RECORDS SHOWN
==============================

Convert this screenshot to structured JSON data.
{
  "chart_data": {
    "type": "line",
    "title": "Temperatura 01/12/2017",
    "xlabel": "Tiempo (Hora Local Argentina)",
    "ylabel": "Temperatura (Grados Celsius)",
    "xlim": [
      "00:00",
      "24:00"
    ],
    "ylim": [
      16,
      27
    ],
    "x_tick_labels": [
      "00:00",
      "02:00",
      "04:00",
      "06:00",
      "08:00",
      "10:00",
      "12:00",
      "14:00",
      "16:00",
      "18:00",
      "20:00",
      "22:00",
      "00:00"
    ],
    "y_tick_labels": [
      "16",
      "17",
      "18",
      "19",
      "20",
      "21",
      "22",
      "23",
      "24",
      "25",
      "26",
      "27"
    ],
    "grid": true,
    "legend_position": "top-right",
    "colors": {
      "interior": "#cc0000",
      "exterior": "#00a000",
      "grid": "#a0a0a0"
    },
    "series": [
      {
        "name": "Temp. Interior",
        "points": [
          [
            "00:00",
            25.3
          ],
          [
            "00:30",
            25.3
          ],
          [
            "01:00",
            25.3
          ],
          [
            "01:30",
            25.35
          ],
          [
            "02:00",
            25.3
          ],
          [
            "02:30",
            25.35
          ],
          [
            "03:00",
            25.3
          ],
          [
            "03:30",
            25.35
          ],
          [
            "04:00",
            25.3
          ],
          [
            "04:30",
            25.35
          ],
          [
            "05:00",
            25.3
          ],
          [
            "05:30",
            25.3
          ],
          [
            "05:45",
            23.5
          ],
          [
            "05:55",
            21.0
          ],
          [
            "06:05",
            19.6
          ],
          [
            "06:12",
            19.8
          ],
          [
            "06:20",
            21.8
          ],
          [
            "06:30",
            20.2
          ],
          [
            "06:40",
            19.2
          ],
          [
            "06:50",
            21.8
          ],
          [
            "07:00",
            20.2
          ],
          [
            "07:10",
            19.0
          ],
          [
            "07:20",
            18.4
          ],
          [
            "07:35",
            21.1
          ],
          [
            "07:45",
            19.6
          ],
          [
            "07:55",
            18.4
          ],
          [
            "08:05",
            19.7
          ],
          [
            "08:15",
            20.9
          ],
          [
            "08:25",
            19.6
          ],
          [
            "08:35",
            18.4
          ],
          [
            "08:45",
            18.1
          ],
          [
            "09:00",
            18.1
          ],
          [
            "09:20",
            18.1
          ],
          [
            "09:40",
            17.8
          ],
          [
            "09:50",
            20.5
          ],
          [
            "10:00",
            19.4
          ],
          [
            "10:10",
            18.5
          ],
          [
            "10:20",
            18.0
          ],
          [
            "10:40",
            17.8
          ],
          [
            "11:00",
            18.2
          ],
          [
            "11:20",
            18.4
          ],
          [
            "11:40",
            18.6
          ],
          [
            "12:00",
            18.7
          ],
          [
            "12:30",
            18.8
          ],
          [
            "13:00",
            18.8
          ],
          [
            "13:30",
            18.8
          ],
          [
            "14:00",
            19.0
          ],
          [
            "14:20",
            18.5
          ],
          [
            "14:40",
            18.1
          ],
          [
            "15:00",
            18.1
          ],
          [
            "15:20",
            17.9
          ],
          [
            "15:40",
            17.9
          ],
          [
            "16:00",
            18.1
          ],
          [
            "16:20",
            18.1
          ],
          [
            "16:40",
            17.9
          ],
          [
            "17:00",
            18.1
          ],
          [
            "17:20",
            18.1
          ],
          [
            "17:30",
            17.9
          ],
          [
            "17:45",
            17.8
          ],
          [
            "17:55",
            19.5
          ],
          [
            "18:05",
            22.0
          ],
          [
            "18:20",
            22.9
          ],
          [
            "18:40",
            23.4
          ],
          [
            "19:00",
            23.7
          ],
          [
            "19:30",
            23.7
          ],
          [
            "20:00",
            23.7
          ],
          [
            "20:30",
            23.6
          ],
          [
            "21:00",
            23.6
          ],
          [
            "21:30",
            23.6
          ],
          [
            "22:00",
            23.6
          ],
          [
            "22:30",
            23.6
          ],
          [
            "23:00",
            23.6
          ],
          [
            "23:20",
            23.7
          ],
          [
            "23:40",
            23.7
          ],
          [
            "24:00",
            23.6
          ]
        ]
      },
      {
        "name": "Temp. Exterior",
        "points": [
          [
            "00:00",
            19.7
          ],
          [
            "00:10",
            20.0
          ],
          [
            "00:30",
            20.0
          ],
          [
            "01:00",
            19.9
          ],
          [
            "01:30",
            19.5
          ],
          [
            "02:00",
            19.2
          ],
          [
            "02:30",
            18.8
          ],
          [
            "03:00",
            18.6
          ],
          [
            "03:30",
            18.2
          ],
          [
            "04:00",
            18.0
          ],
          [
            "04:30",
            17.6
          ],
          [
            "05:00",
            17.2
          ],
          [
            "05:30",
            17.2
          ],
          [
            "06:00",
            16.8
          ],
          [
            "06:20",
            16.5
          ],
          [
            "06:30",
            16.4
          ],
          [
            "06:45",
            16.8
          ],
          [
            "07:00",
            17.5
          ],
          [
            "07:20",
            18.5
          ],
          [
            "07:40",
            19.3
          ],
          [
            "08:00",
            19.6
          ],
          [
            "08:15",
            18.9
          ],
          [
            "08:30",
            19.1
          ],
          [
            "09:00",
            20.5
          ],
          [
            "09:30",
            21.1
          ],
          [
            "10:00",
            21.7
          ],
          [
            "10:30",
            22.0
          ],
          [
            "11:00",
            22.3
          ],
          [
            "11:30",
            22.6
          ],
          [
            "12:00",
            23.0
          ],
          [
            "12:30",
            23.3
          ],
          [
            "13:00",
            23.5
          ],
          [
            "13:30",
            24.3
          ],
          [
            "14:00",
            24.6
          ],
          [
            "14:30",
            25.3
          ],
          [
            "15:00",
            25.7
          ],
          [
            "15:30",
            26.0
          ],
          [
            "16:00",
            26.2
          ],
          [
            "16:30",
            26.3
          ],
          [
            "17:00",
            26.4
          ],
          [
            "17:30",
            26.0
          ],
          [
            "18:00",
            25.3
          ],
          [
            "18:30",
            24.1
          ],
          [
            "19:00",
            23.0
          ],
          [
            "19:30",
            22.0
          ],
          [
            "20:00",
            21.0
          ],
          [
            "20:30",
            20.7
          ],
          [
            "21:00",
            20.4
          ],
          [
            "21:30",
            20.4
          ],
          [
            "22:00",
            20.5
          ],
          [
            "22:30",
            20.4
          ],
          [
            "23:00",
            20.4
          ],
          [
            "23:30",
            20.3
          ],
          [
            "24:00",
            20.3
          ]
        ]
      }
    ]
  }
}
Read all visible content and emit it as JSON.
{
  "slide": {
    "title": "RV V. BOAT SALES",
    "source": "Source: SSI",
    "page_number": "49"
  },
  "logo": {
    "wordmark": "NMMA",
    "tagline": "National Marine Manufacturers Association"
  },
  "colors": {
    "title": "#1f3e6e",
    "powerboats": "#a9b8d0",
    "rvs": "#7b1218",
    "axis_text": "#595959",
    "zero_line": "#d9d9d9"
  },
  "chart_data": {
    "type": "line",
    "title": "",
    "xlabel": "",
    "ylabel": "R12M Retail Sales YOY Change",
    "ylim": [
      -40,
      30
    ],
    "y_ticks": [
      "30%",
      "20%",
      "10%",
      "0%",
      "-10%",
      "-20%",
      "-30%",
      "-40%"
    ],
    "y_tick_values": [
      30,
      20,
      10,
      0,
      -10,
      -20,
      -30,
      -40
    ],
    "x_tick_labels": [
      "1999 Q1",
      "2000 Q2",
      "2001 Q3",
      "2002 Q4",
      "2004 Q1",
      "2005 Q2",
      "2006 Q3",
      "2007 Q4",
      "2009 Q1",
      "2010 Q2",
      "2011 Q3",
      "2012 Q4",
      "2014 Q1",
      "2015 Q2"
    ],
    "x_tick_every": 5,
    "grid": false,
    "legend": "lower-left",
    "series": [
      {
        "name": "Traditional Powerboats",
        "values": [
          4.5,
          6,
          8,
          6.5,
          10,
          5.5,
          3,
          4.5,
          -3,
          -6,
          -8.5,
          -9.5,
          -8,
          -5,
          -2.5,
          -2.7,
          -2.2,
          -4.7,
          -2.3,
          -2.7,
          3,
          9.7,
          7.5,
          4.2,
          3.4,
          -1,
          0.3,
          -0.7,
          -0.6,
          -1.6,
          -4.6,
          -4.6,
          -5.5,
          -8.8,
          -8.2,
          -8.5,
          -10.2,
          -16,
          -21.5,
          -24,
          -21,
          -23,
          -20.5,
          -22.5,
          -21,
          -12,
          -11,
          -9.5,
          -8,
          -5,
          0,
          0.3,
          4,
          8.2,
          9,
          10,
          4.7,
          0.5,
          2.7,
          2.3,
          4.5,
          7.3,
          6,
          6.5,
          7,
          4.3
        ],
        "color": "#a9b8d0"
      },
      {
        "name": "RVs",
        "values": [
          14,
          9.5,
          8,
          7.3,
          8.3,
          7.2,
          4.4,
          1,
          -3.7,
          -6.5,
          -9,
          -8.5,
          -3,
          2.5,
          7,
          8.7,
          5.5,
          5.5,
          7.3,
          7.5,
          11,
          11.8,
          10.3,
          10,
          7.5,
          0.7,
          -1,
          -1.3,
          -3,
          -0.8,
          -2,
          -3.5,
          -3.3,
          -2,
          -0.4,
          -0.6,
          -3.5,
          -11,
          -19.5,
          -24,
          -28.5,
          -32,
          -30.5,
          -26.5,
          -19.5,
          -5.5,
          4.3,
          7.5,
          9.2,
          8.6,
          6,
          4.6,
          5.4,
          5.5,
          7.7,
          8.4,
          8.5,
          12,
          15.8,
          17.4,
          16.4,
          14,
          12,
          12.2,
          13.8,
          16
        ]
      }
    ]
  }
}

==============================

Scan the material above. Extract every line in which the word "name" occurs.

        "name": "Temp. Interior",
        "name": "Temp. Exterior",
        "name": "Traditional Powerboats",
        "name": "RVs",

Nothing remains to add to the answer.